-- start of Data to use --

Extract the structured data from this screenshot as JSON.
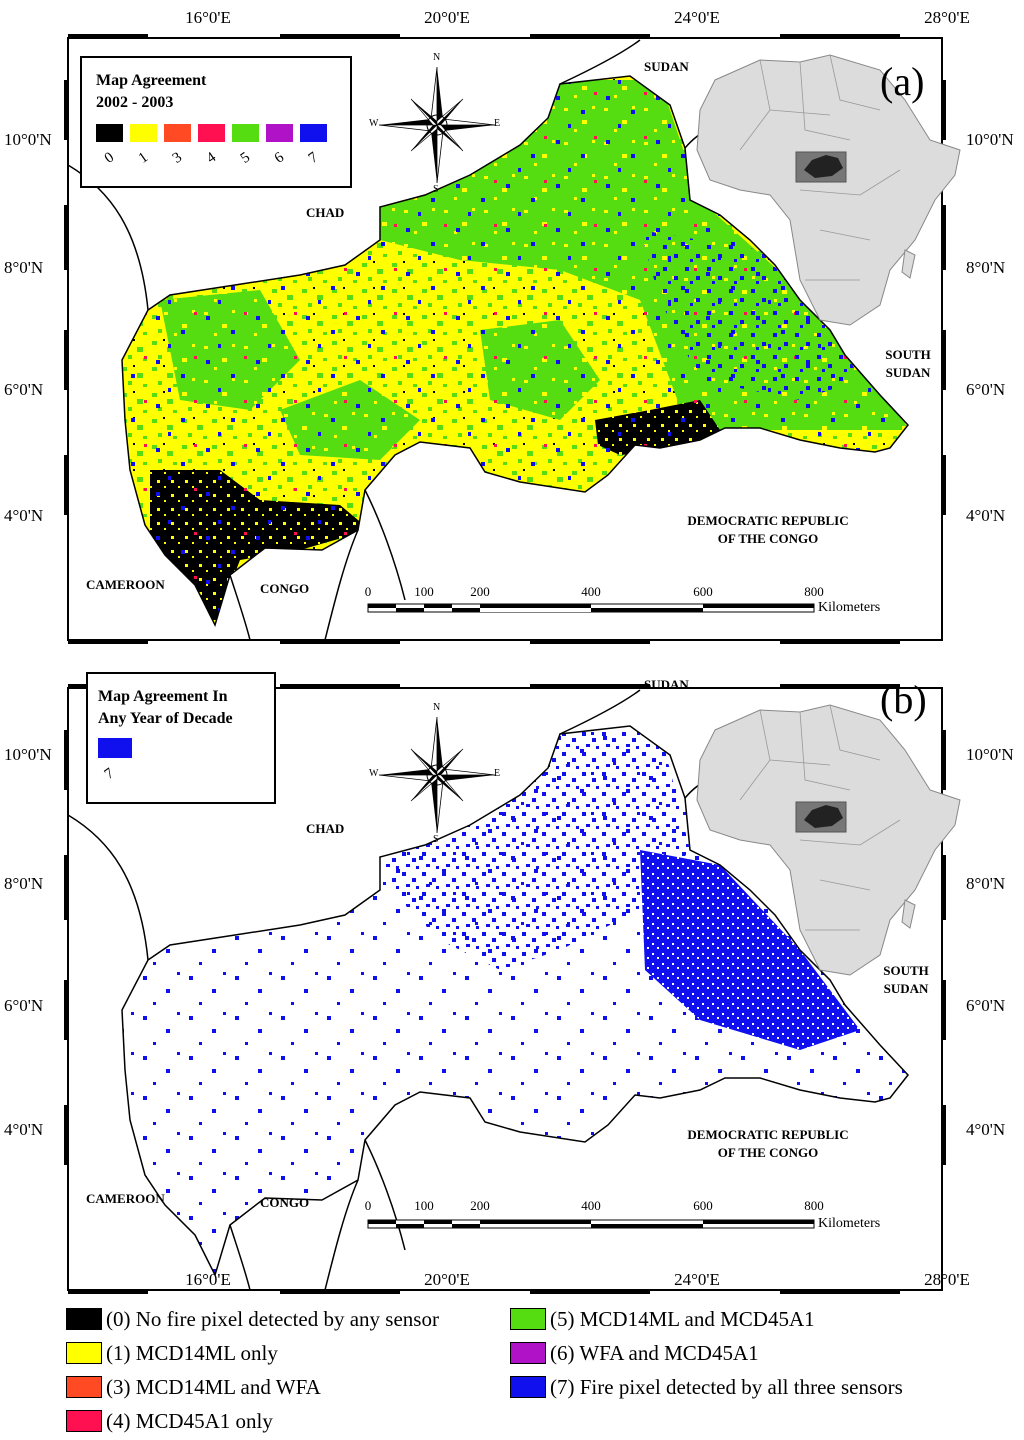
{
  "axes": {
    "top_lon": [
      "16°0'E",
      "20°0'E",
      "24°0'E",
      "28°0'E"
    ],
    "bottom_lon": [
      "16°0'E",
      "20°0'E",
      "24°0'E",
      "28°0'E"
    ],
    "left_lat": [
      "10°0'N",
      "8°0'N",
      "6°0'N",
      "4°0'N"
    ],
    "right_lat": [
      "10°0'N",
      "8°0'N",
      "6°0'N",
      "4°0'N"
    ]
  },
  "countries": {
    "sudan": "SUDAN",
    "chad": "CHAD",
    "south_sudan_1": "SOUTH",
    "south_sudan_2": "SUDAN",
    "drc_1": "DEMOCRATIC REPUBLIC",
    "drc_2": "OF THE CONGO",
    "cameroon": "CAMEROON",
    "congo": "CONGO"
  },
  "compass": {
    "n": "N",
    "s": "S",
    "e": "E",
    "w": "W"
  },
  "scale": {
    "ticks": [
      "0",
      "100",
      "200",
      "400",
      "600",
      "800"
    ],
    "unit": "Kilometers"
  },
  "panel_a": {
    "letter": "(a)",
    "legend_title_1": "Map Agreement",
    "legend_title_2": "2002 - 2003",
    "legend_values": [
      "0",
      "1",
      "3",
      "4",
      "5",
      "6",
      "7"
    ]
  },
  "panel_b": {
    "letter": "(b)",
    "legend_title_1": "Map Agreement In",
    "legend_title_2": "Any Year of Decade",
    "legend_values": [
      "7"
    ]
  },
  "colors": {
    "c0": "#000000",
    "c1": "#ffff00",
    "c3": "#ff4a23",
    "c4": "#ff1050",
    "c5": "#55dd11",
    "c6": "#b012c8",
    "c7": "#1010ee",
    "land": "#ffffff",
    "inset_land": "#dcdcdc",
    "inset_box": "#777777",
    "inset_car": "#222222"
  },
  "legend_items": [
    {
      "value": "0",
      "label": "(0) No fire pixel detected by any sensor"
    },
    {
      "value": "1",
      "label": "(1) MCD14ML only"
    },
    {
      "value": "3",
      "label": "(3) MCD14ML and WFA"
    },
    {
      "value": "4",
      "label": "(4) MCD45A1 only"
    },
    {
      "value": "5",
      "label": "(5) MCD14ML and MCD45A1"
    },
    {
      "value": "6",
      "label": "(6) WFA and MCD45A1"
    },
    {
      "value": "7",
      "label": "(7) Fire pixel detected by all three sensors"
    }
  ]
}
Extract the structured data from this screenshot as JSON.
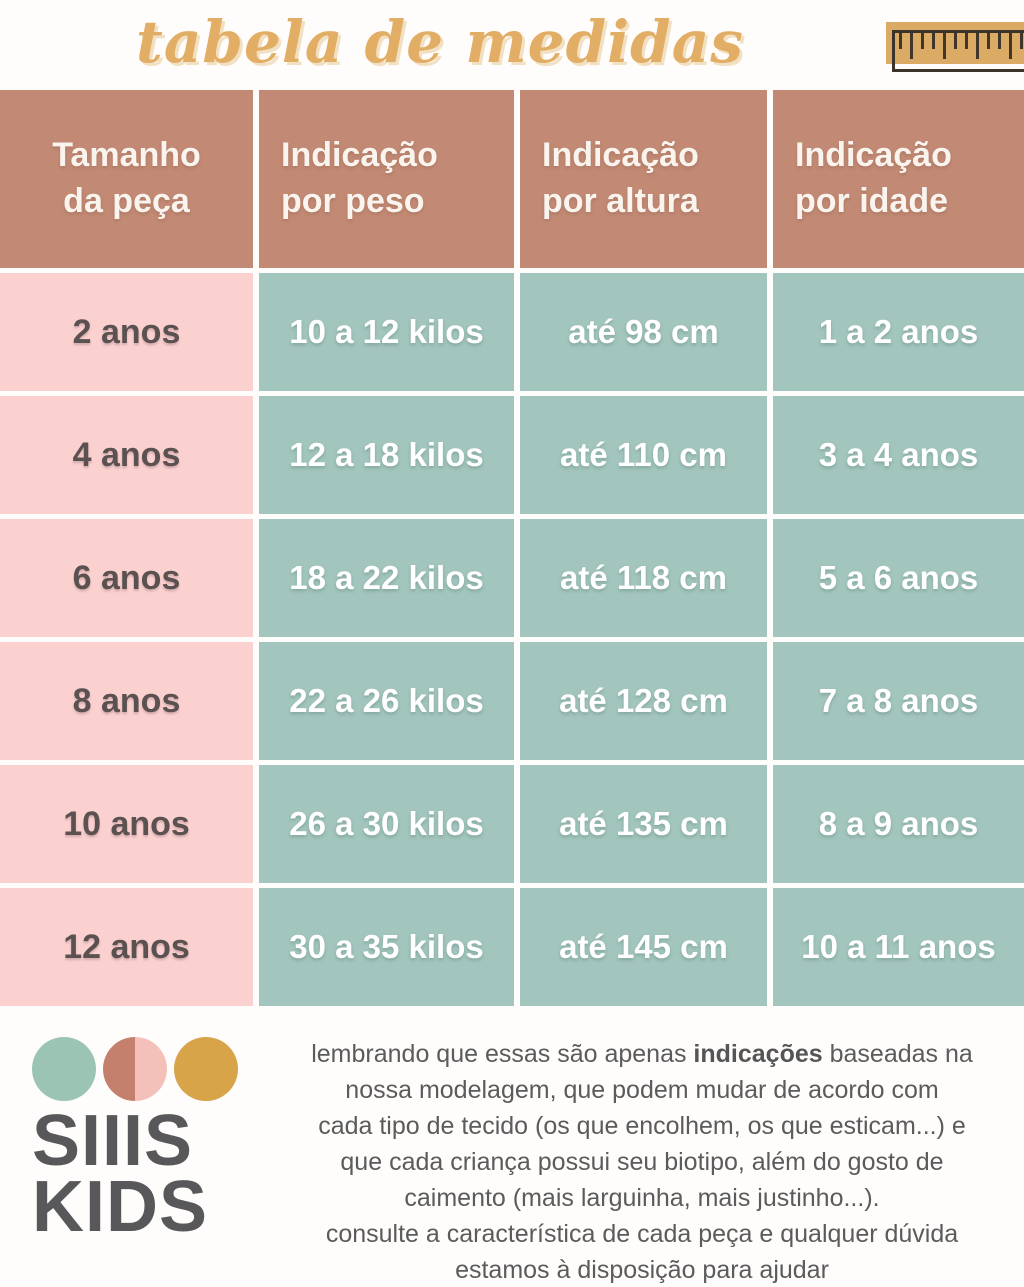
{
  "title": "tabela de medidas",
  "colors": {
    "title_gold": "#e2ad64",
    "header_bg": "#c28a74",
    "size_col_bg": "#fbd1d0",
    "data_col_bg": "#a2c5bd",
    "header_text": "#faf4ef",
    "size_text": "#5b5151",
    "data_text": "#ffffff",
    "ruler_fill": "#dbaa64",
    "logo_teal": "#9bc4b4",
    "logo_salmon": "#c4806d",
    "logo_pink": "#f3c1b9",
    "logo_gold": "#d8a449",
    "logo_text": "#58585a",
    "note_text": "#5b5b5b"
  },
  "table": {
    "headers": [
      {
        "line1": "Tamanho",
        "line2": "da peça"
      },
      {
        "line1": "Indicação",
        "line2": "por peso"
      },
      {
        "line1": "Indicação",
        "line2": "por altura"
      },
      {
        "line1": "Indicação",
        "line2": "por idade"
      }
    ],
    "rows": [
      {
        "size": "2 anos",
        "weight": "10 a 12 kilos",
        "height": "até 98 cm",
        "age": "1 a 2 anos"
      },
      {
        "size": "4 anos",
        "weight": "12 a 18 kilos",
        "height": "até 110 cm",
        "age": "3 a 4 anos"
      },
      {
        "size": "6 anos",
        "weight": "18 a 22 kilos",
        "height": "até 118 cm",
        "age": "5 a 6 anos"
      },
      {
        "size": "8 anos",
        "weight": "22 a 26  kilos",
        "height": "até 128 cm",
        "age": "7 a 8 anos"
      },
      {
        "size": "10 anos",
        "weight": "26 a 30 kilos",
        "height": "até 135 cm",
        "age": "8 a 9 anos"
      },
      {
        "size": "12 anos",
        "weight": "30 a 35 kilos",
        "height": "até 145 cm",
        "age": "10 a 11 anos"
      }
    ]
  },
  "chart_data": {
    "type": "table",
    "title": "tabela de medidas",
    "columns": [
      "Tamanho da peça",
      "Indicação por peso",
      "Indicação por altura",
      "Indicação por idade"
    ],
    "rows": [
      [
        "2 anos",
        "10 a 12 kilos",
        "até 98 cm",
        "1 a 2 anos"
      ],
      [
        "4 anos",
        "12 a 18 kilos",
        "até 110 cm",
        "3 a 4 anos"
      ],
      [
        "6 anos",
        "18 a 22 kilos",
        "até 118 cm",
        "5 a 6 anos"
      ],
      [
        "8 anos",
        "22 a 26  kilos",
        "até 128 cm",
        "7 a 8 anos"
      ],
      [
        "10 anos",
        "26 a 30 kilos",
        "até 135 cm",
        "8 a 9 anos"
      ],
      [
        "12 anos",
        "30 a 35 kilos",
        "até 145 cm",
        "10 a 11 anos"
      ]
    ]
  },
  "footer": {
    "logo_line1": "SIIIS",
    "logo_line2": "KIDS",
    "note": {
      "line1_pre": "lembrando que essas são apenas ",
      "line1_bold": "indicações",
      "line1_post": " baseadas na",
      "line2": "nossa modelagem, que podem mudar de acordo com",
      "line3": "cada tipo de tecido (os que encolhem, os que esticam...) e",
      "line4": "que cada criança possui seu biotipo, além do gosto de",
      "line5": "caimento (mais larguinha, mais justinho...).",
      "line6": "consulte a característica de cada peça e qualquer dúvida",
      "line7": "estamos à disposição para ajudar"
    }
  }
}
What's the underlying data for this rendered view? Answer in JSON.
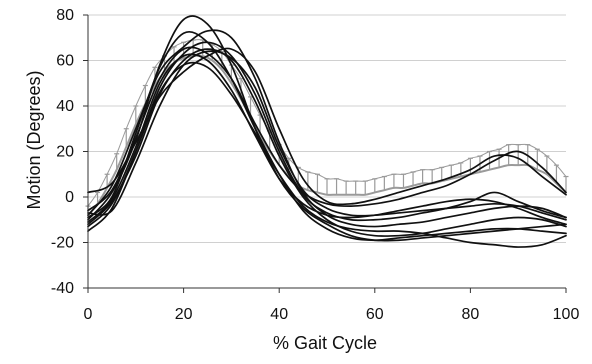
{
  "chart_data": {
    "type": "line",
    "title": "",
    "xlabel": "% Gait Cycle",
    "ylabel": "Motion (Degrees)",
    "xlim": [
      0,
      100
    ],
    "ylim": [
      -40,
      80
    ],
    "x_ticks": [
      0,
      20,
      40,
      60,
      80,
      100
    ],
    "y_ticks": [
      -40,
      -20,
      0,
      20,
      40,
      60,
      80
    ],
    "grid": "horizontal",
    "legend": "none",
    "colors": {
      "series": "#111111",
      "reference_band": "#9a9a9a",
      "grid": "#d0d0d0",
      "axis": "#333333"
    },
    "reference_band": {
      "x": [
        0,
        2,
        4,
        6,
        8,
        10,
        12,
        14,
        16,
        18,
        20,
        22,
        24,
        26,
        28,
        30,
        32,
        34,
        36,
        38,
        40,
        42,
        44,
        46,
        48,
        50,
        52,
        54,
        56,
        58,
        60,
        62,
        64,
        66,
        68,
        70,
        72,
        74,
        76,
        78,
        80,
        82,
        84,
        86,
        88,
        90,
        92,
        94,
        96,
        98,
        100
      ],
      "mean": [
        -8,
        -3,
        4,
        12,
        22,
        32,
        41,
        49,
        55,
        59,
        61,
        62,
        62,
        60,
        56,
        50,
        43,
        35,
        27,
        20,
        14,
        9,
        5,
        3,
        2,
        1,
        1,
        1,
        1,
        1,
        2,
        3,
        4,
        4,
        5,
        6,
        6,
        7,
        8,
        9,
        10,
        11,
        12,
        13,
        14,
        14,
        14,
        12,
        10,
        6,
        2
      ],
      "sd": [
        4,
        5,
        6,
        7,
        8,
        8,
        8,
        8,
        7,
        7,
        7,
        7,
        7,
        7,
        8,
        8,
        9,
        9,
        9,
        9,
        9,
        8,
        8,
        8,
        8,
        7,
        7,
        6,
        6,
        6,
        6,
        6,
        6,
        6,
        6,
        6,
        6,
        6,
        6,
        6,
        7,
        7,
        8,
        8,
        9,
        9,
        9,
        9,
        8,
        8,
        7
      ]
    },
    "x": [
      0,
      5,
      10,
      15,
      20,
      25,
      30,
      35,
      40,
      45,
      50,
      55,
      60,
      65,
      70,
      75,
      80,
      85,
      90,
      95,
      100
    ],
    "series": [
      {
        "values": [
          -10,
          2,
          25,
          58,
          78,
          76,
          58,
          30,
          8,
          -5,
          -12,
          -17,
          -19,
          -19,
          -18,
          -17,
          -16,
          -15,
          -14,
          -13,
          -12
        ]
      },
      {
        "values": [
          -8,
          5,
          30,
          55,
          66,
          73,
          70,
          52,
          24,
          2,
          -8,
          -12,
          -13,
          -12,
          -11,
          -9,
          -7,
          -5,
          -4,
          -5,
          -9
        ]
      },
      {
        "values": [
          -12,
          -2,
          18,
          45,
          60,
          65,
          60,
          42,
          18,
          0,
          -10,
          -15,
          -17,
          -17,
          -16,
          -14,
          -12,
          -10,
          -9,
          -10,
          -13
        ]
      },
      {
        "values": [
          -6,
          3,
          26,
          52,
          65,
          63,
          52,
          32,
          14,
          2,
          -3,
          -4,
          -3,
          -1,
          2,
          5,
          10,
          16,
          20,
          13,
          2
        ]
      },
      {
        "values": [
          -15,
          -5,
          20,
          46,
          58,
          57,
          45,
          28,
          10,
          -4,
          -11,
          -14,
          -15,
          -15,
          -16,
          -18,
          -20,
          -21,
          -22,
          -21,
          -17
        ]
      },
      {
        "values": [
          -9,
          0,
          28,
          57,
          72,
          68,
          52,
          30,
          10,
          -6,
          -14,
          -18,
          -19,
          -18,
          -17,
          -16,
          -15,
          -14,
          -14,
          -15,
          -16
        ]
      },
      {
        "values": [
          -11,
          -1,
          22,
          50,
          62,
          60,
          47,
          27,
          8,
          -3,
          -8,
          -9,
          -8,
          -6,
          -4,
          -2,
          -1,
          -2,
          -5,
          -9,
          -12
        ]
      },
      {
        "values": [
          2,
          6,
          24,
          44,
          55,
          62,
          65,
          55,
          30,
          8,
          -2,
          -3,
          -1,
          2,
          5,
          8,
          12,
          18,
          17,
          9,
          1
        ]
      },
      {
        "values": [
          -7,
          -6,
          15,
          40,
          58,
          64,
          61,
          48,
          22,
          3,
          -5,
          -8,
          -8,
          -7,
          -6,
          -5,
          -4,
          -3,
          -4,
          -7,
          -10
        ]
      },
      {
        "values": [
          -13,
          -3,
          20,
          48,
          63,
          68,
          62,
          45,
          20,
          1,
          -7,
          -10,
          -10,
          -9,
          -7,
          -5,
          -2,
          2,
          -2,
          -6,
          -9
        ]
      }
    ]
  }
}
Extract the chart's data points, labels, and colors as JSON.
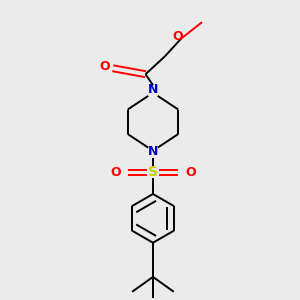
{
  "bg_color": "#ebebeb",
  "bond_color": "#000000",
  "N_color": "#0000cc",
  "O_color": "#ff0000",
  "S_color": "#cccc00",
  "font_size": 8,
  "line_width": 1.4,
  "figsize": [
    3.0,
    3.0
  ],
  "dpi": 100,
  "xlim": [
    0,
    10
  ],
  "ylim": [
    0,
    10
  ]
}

-- end of Data to use --

The problem: In the copy, leave out all pictures, and retype exactly each line from the one with "Extract the chart's" through the last line of the entries.

Task answer:
Extract the chart's data points, labels, and colors as JSON.
{
  "bg_color": "#ebebeb",
  "bond_color": "#000000",
  "N_color": "#0000cc",
  "O_color": "#ff0000",
  "S_color": "#cccc00",
  "font_size": 8,
  "line_width": 1.4,
  "figsize": [
    3.0,
    3.0
  ],
  "dpi": 100,
  "xlim": [
    0,
    10
  ],
  "ylim": [
    0,
    10
  ]
}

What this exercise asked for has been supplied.